[Start of Dataset excerpts]

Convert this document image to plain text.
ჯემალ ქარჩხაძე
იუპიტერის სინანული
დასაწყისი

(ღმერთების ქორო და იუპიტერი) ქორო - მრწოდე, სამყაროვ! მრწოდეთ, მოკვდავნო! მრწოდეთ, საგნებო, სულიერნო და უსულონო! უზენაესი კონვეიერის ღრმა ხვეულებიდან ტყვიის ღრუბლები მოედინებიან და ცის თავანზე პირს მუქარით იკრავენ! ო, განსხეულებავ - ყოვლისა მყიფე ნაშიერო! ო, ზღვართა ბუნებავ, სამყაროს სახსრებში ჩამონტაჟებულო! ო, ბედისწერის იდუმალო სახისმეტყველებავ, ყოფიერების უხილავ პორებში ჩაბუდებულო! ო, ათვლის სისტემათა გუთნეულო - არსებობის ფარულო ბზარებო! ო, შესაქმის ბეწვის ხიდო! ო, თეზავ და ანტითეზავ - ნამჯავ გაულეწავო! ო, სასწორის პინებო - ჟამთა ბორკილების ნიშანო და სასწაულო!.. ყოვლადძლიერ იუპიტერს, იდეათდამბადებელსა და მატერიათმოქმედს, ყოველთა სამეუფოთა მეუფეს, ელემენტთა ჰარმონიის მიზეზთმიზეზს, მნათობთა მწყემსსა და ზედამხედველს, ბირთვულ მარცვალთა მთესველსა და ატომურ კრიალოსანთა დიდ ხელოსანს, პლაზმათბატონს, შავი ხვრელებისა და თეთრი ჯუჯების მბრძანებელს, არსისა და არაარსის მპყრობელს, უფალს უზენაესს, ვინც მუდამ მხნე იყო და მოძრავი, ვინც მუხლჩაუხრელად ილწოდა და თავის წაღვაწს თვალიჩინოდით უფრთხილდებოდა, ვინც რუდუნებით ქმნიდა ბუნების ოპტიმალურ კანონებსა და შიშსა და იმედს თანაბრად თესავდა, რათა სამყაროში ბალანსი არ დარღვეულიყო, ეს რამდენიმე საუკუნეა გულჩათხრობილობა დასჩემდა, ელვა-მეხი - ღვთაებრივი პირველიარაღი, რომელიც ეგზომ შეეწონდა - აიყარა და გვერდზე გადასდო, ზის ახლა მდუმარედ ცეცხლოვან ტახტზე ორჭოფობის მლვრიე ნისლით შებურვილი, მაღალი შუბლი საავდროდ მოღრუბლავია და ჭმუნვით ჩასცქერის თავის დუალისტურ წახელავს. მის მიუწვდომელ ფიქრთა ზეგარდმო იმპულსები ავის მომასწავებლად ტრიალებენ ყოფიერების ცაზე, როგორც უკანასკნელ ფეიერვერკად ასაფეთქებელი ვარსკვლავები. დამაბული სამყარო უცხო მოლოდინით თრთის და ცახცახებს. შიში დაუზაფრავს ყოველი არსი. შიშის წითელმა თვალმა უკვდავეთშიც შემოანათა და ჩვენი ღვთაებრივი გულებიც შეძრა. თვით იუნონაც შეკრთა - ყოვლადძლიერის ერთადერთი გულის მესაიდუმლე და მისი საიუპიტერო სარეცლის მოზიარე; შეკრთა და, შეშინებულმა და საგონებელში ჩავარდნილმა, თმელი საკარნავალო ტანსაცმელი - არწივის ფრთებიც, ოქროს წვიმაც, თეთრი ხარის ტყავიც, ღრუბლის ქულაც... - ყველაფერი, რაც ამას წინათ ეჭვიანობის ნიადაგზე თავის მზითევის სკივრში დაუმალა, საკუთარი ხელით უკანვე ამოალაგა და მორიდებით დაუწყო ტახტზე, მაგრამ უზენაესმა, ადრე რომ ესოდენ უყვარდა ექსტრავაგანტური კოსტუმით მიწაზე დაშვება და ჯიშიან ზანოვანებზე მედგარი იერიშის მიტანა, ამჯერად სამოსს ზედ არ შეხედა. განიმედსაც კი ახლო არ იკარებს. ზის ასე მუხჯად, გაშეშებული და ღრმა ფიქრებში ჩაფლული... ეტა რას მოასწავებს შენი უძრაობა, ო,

[End of Dataset excerpts]

Exercise requirements:
Output the listing above without altering a single character.

Result below:
Convert this document image to plain text.
ჯემალ ქარჩხაძე
იუპიტერის სინანული
დასაწყისი

(ღმერთების ქორო და იუპიტერი) ქორო - მრწოდე, სამყაროვ! მრწოდეთ, მოკვდავნო! მრწოდეთ, საგნებო, სულიერნო და უსულონო! უზენაესი კონვეიერის ღრმა ხვეულებიდან ტყვიის ღრუბლები მოედინებიან და ცის თავანზე პირს მუქარით იკრავენ! ო, განსხეულებავ - ყოვლისა მყიფე ნაშიერო! ო, ზღვართა ბუნებავ, სამყაროს სახსრებში ჩამონტაჟებულო! ო, ბედისწერის იდუმალო სახისმეტყველებავ, ყოფიერების უხილავ პორებში ჩაბუდებულო! ო, ათვლის სისტემათა გუთნეულო - არსებობის ფარულო ბზარებო! ო, შესაქმის ბეწვის ხიდო! ო, თეზავ და ანტითეზავ - ნამჯავ გაულეწავო! ო, სასწორის პინებო - ჟამთა ბორკილების ნიშანო და სასწაულო!.. ყოვლადძლიერ იუპიტერს, იდეათდამბადებელსა და მატერიათმოქმედს, ყოველთა სამეუფოთა მეუფეს, ელემენტთა ჰარმონიის მიზეზთმიზეზს, მნათობთა მწყემსსა და ზედამხედველს, ბირთვულ მარცვალთა მთესველსა და ატომურ კრიალოსანთა დიდ ხელოსანს, პლაზმათბატონს, შავი ხვრელებისა და თეთრი ჯუჯების მბრძანებელს, არსისა და არაარსის მპყრობელს, უფალს უზენაესს, ვინც მუდამ მხნე იყო და მოძრავი, ვინც მუხლჩაუხრელად ილწოდა და თავის წაღვაწს თვალიჩინოდით უფრთხილდებოდა, ვინც რუდუნებით ქმნიდა ბუნების ოპტიმალურ კანონებსა და შიშსა და იმედს თანაბრად თესავდა, რათა სამყაროში ბალანსი არ დარღვეულიყო, ეს რამდენიმე საუკუნეა გულჩათხრობილობა დასჩემდა, ელვა-მეხი - ღვთაებრივი პირველიარაღი, რომელიც ეგზომ შეეწონდა - აიყარა და გვერდზე გადასდო, ზის ახლა მდუმარედ ცეცხლოვან ტახტზე ორჭოფობის მლვრიე ნისლით შებურვილი, მაღალი შუბლი საავდროდ მოღრუბლავია და ჭმუნვით ჩასცქერის თავის დუალისტურ წახელავს. მის მიუწვდომელ ფიქრთა ზეგარდმო იმპულსები ავის მომასწავებლად ტრიალებენ ყოფიერების ცაზე, როგორც უკანასკნელ ფეიერვერკად ასაფეთქებელი ვარსკვლავები. დამაბული სამყარო უცხო მოლოდინით თრთის და ცახცახებს. შიში დაუზაფრავს ყოველი არსი. შიშის წითელმა თვალმა უკვდავეთშიც შემოანათა და ჩვენი ღვთაებრივი გულებიც შეძრა. თვით იუნონაც შეკრთა - ყოვლადძლიერის ერთადერთი გულის მესაიდუმლე და მისი საიუპიტერო სარეცლის მოზიარე; შეკრთა და, შეშინებულმა და საგონებელში ჩავარდნილმა, თმელი საკარნავალო ტანსაცმელი - არწივის ფრთებიც, ოქროს წვიმაც, თეთრი ხარის ტყავიც, ღრუბლის ქულაც... - ყველაფერი, რაც ამას წინათ ეჭვიანობის ნიადაგზე თავის მზითევის სკივრში დაუმალა, საკუთარი ხელით უკანვე ამოალაგა და მორიდებით დაუწყო ტახტზე, მაგრამ უზენაესმა, ადრე რომ ესოდენ უყვარდა ექსტრავაგანტური კოსტუმით მიწაზე დაშვება და ჯიშიან ზანოვანებზე მედგარი იერიშის მიტანა, ამჯერად სამოსს ზედ არ შეხედა. განიმედსაც კი ახლო არ იკარებს. ზის ასე მუხჯად, გაშეშებული და ღრმა ფიქრებში ჩაფლული... ეტა რას მოასწავებს შენი უძრაობა, ო,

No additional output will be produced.